- **WHAT YOU SHOULD DO**:
Which rows run from the start of the records through the line holding "template-box: TEMPLATE Presentation", inclusive? Return those rows verbatim.

- **RECORDS PROVIDED**:
+ + + + +
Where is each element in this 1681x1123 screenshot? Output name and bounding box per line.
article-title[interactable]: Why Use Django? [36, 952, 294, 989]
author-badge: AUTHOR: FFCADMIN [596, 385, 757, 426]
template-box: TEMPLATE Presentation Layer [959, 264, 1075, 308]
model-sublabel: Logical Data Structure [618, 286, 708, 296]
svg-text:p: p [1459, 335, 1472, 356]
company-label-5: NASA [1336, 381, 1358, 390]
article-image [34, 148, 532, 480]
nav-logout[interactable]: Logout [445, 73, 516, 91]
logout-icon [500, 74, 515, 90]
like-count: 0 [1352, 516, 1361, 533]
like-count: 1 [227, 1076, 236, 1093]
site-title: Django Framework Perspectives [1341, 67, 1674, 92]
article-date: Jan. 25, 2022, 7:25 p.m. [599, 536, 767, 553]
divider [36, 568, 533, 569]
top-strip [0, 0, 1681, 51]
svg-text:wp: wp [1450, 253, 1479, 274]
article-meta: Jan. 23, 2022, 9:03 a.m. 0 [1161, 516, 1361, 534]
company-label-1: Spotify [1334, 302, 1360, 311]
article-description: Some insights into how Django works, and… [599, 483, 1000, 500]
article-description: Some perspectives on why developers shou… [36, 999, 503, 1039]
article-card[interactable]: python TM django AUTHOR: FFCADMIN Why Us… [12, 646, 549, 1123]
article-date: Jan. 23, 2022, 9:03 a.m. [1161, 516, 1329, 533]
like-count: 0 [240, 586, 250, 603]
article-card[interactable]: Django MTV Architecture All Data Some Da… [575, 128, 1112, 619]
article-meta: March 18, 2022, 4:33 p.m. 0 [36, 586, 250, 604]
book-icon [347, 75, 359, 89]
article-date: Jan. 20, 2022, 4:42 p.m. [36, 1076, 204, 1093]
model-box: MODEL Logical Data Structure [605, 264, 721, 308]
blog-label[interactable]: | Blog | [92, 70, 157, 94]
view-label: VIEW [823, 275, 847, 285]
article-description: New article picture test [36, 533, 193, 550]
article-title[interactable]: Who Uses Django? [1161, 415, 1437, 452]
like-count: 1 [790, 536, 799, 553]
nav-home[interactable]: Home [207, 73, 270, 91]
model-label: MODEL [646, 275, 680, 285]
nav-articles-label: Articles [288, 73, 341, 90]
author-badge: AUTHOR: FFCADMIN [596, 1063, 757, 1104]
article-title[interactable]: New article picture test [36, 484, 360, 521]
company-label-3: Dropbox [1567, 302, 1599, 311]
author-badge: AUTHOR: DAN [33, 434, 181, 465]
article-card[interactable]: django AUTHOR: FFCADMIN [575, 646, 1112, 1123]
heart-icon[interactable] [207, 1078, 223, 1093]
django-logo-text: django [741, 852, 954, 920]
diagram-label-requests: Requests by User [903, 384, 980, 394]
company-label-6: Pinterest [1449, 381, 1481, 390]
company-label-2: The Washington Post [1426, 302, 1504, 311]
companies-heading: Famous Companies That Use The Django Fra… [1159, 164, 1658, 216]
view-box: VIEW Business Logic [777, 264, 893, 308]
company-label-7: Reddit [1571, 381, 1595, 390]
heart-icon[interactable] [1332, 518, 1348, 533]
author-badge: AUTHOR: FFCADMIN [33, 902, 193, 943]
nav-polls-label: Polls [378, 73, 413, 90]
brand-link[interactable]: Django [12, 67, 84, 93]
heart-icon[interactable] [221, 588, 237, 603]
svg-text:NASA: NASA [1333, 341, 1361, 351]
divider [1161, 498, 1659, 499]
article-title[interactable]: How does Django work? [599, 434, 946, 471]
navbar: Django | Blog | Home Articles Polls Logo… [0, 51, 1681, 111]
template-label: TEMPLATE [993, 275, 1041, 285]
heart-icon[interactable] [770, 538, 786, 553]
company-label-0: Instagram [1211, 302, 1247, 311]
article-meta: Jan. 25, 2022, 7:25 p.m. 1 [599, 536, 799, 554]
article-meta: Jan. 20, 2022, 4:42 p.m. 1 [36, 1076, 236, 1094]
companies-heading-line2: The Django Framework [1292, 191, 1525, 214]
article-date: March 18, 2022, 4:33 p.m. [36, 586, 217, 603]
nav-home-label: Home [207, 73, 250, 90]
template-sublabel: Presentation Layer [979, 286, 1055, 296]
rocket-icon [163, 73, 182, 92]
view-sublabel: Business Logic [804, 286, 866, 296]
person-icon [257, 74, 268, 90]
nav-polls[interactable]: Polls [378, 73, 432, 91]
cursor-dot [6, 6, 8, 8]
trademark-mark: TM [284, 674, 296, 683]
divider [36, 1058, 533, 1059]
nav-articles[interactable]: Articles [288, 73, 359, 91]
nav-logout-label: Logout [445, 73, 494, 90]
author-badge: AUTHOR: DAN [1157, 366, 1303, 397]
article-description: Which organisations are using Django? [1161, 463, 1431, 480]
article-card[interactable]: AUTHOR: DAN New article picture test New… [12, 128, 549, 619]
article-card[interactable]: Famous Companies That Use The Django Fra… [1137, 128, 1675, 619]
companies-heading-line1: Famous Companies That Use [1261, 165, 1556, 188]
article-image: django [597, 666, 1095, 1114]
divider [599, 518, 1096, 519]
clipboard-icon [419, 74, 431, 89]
+ + + + +
- **ANSWER TO THIS TASK**:
Where is each element in this 1681x1123 screenshot? Output name and bounding box per line.
article-title[interactable]: Why Use Django? [36, 952, 294, 989]
author-badge: AUTHOR: FFCADMIN [596, 385, 757, 426]
template-box: TEMPLATE Presentation Layer [959, 264, 1075, 308]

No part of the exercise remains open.